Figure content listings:
** Start **

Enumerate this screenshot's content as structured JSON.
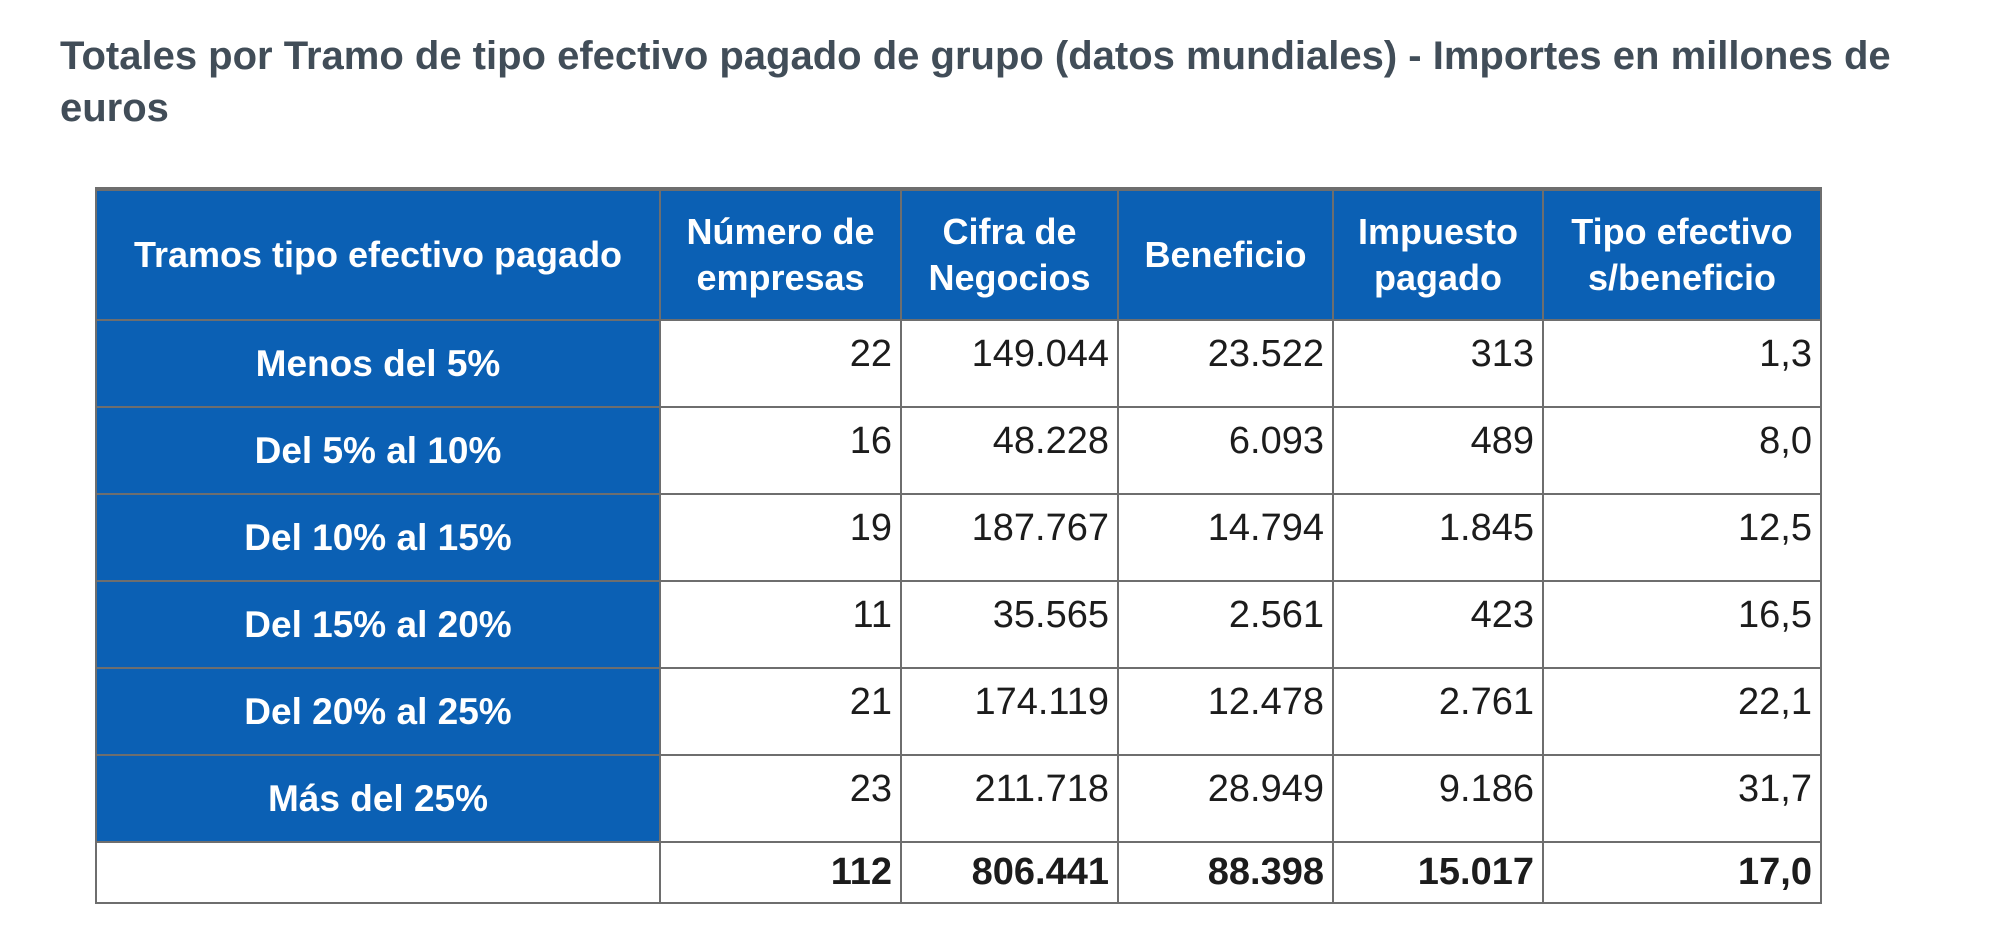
{
  "title": "Totales por Tramo de tipo efectivo pagado de grupo (datos mundiales) - Importes en millones de euros",
  "chart_data": {
    "type": "table",
    "columns": [
      "Tramos tipo efectivo pagado",
      "Número de empresas",
      "Cifra de Negocios",
      "Beneficio",
      "Impuesto pagado",
      "Tipo efectivo s/beneficio"
    ],
    "rows": [
      {
        "label": "Menos del 5%",
        "values": [
          "22",
          "149.044",
          "23.522",
          "313",
          "1,3"
        ]
      },
      {
        "label": "Del 5% al 10%",
        "values": [
          "16",
          "48.228",
          "6.093",
          "489",
          "8,0"
        ]
      },
      {
        "label": "Del 10% al 15%",
        "values": [
          "19",
          "187.767",
          "14.794",
          "1.845",
          "12,5"
        ]
      },
      {
        "label": "Del 15% al 20%",
        "values": [
          "11",
          "35.565",
          "2.561",
          "423",
          "16,5"
        ]
      },
      {
        "label": "Del 20% al 25%",
        "values": [
          "21",
          "174.119",
          "12.478",
          "2.761",
          "22,1"
        ]
      },
      {
        "label": "Más del 25%",
        "values": [
          "23",
          "211.718",
          "28.949",
          "9.186",
          "31,7"
        ]
      }
    ],
    "totals": {
      "label": "",
      "values": [
        "112",
        "806.441",
        "88.398",
        "15.017",
        "17,0"
      ]
    }
  },
  "colors": {
    "header_blue": "#0b60b4",
    "border_grey": "#6e6e6e",
    "title_color": "#414d58",
    "number_text": "#1c1c1c"
  }
}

** End **

PROBLEM REQUIREMENTS:
Search the listing above for the string "pagado". Copy every line that contains it.

THE COMPLETED TASK:
  "title": "Totales por Tramo de tipo efectivo pagado de grupo (datos mundiales) - Importes en millones de euros",
      "Tramos tipo efectivo pagado",
      "Impuesto pagado",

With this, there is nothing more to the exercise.